READING PASSAGE:
>>>>>

Ristova uses direct and straight forward language in her expressive dramatic piece, and it becomes clear that she openly condemns this inappropriate and rude behavior towards Curie, who has experienced insults and attacks because of her “moral values” and because of the way she lead her private life. Moreover, it was the fact that she as a woman was subjected to different standards. Instead of being placed on the pedestal in society as a winner of two highest awards she was ruthlessly judged.
Apparently, in terms of Marie Curie’s intimate story, a great truth is hidden in the words of her maid – what is the benefit of these awards that brought her only misery and bad luck?! (Ristova: 43) Indeed, this great woman, as we know her from the history, and even more as she is brought to us closer by Ristova in this play, has no other choice but to be unhappy because of the harsh circumstances imposed on her. She is tired of fighting windmills her entire life, fighting against the unjust system of values in society, against the mechanisms of exclusion based on social, ethnic and gender bias, against men privileges and barriers to advancement of women that have no other root than biological determinism. Thus, her howl is understandable. “I‘ve had enough of exhausting questions about uranium, radium, polonium, measuring their activity, caring for small children, getting Nobel prizes, suffering reporters and photographers, and enraged xenophobic crowds! I am bloody tired of all that; lectures at the Sorbonne, Paul Langevin, Kazimir Zorawski… I am just plain exhausted! Especially of you and your too-early departure, leaving our world! That’s the end!” (Ristova: 47). And it is clear that there must be consequences, that such fight for one’s own mission, but also for one’s own truth, result in exhaustion, misunderstanding and bitterness, which ultimately lead her to impaired mental health and the need to seek peace in a psychiatric institution. These hallucinative parts of the play that are set in the sanatorium of Sansellmoz in the small town of Haute Savoie in the French Alps, which are written in form of Maria’s monologue metaphysical reflections, sound like a poetic and lyrical passages with expression that not only emphasizes its phantasmagoric effects, but also makes the text feel like a compact prose work. Without a doubt, it is a great compliment to a dramatic text that it can function by itself quite expedient, independent of its possible theatrical staging.

<<<<<

TASK PROMPT:
Summarize the passage on Ristova's play about Marie Curie in three sentences.

MATERIAL SUPPLIED:
>>>>>

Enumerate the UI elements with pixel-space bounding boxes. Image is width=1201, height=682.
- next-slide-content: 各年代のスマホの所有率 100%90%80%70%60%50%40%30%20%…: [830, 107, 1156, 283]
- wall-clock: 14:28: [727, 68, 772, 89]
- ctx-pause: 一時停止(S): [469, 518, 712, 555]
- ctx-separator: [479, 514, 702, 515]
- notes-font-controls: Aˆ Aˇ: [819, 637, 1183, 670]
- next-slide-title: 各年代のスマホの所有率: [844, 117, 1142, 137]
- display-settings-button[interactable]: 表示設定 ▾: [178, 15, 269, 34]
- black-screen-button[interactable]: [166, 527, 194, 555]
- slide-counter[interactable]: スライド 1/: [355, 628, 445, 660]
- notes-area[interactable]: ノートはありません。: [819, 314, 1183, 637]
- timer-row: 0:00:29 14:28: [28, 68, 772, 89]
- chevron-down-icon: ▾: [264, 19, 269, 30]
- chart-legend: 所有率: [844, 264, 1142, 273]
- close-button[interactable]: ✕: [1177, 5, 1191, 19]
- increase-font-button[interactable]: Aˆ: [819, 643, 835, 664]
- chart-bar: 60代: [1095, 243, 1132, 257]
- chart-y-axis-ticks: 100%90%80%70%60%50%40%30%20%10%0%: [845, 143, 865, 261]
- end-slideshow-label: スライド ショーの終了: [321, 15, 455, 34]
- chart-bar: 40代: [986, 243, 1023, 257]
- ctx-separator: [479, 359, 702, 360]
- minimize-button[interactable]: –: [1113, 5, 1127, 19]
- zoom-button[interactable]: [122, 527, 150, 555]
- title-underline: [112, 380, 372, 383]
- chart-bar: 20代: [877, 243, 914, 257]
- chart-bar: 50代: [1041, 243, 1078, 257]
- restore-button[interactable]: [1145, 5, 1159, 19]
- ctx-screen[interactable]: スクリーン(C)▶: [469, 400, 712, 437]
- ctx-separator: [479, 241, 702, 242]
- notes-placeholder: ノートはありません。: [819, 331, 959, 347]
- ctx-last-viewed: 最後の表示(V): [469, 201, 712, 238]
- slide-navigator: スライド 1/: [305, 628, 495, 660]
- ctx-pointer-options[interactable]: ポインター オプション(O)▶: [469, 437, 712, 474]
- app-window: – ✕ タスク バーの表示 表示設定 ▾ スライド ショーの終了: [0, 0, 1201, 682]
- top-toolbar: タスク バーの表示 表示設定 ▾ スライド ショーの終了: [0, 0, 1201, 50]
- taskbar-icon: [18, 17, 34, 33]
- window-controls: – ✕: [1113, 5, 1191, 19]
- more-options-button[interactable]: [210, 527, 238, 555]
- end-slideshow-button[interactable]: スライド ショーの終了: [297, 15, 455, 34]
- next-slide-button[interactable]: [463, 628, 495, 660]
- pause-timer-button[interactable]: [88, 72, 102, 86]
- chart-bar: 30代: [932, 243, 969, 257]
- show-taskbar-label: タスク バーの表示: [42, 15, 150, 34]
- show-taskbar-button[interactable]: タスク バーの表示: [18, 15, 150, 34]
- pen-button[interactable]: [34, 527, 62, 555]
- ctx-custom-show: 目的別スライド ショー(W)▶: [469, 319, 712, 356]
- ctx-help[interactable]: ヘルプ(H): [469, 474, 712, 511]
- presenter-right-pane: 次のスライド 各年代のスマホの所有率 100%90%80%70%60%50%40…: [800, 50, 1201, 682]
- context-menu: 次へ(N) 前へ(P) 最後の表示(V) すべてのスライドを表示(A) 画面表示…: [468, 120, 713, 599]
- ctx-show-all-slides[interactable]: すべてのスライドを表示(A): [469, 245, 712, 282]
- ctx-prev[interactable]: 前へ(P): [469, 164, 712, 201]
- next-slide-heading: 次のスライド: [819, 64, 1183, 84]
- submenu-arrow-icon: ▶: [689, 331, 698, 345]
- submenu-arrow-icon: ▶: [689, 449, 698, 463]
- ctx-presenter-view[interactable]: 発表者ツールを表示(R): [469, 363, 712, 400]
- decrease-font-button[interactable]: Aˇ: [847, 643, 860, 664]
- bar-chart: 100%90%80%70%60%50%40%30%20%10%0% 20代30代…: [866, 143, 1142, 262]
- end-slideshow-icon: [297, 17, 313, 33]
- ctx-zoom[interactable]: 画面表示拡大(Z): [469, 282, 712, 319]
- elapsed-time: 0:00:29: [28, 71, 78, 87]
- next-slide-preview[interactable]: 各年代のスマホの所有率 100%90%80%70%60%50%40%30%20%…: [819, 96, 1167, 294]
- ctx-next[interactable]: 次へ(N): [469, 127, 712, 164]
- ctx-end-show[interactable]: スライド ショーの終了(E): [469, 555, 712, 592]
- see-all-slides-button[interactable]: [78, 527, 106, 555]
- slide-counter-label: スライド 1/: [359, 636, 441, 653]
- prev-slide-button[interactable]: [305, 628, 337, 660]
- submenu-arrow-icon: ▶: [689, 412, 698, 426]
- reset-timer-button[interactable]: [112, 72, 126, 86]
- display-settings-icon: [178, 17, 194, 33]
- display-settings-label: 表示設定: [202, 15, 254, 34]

<<<<<

TASK RESULT:
Ristova's dramatic piece openly condemns the rude treatment of Curie, who was insulted and attacked over her moral values and private life and who, as a woman, was judged by different standards instead of being honored as a winner of two highest awards. The play shows her worn out by a lifelong fight against an unjust system of values, social, ethnic and gender bias, and barriers to women's advancement, a struggle that ends in impaired mental health and a stay in a psychiatric institution. The scenes set in the sanatorium, written as monologue reflections, read like poetic and lyrical prose, and the text can work on its own, independent of any staging.